**Exercise directions**: Return all the data below as it stands, minus the pictures.

**Records**:
_ _ _ _ _ _ _

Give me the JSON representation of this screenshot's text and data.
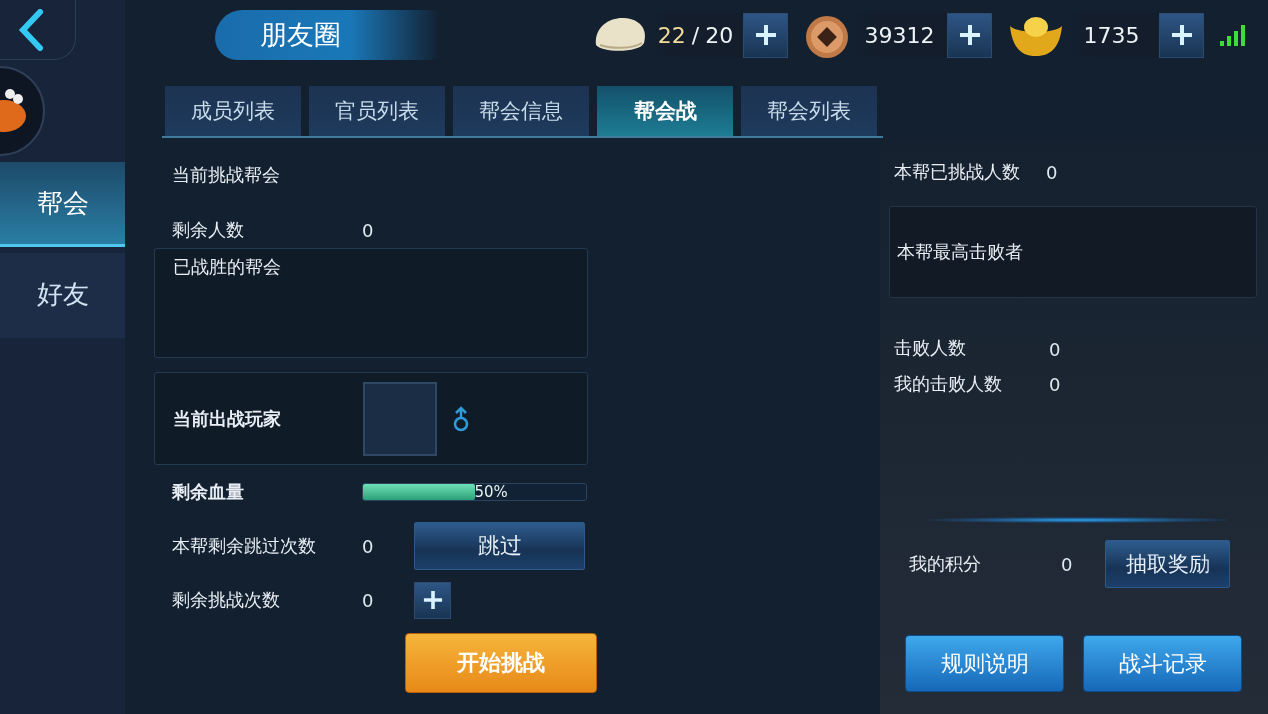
{
  "title": "朋友圈",
  "resources": [
    {
      "kind": "bun",
      "current": "22",
      "separator": "/",
      "max": "20"
    },
    {
      "kind": "coin",
      "amount": "39312"
    },
    {
      "kind": "ingot",
      "amount": "1735"
    }
  ],
  "side_tabs": [
    {
      "label": "帮会",
      "selected": true
    },
    {
      "label": "好友",
      "selected": false
    }
  ],
  "tabs": [
    {
      "label": "成员列表",
      "selected": false
    },
    {
      "label": "官员列表",
      "selected": false
    },
    {
      "label": "帮会信息",
      "selected": false
    },
    {
      "label": "帮会战",
      "selected": true
    },
    {
      "label": "帮会列表",
      "selected": false
    }
  ],
  "left": {
    "current_guild_label": "当前挑战帮会",
    "remaining_members": {
      "label": "剩余人数",
      "value": "0"
    },
    "defeated_guilds": {
      "title": "已战胜的帮会"
    },
    "current_player": {
      "label": "当前出战玩家"
    },
    "hp": {
      "label": "剩余血量",
      "level": 0.5,
      "reading": "50%"
    },
    "skips": {
      "label": "本帮剩余跳过次数",
      "value": "0",
      "button": "跳过"
    },
    "challenges": {
      "label": "剩余挑战次数",
      "value": "0"
    },
    "start_button": "开始挑战"
  },
  "right": {
    "challenged": {
      "label": "本帮已挑战人数",
      "value": "0"
    },
    "top_defeater": {
      "title": "本帮最高击败者"
    },
    "defeats": {
      "label": "击败人数",
      "value": "0"
    },
    "my_defeats": {
      "label": "我的击败人数",
      "value": "0"
    },
    "points": {
      "label": "我的积分",
      "value": "0",
      "button": "抽取奖励"
    },
    "buttons": [
      "规则说明",
      "战斗记录"
    ]
  }
}
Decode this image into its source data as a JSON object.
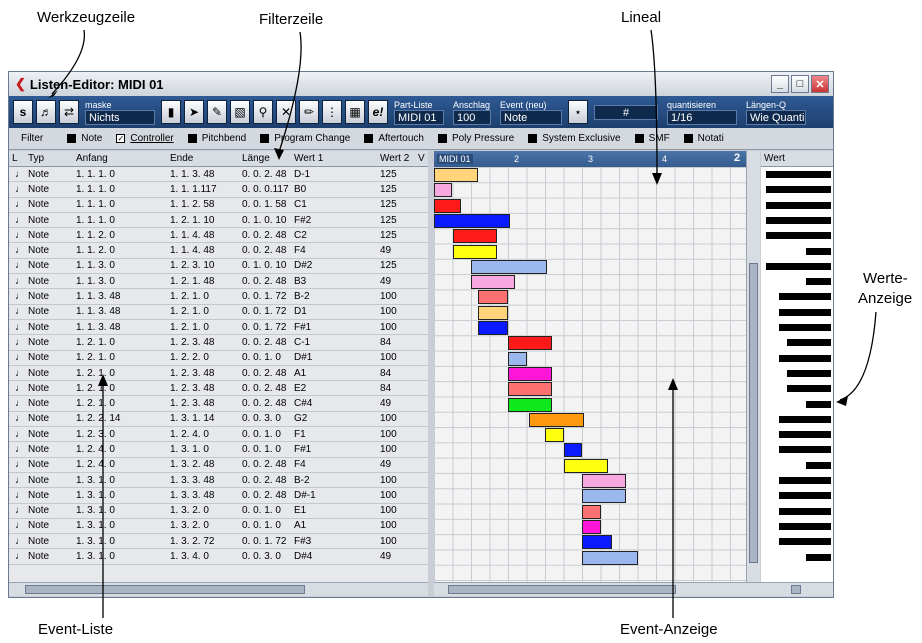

_ _ _ _ _ _ _

**Result of this task**:
Give me the JSON representation of this screenshot's text and data.
{
  "title": "朋友圈",
  "resources": [
    {
      "kind": "bun",
      "current": "22",
      "separator": "/",
      "max": "20"
    },
    {
      "kind": "coin",
      "amount": "39312"
    },
    {
      "kind": "ingot",
      "amount": "1735"
    }
  ],
  "side_tabs": [
    {
      "label": "帮会",
      "selected": true
    },
    {
      "label": "好友",
      "selected": false
    }
  ],
  "tabs": [
    {
      "label": "成员列表",
      "selected": false
    },
    {
      "label": "官员列表",
      "selected": false
    },
    {
      "label": "帮会信息",
      "selected": false
    },
    {
      "label": "帮会战",
      "selected": true
    },
    {
      "label": "帮会列表",
      "selected": false
    }
  ],
  "left": {
    "current_guild_label": "当前挑战帮会",
    "remaining_members": {
      "label": "剩余人数",
      "value": "0"
    },
    "defeated_guilds": {
      "title": "已战胜的帮会"
    },
    "current_player": {
      "label": "当前出战玩家"
    },
    "hp": {
      "label": "剩余血量",
      "level": 0.5,
      "reading": "50%"
    },
    "skips": {
      "label": "本帮剩余跳过次数",
      "value": "0",
      "button": "跳过"
    },
    "challenges": {
      "label": "剩余挑战次数",
      "value": "0"
    },
    "start_button": "开始挑战"
  },
  "right": {
    "challenged": {
      "label": "本帮已挑战人数",
      "value": "0"
    },
    "top_defeater": {
      "title": "本帮最高击败者"
    },
    "defeats": {
      "label": "击败人数",
      "value": "0"
    },
    "my_defeats": {
      "label": "我的击败人数",
      "value": "0"
    },
    "points": {
      "label": "我的积分",
      "value": "0",
      "button": "抽取奖励"
    },
    "buttons": [
      "规则说明",
      "战斗记录"
    ]
  }
}
Decode this image into its source data as a JSON object.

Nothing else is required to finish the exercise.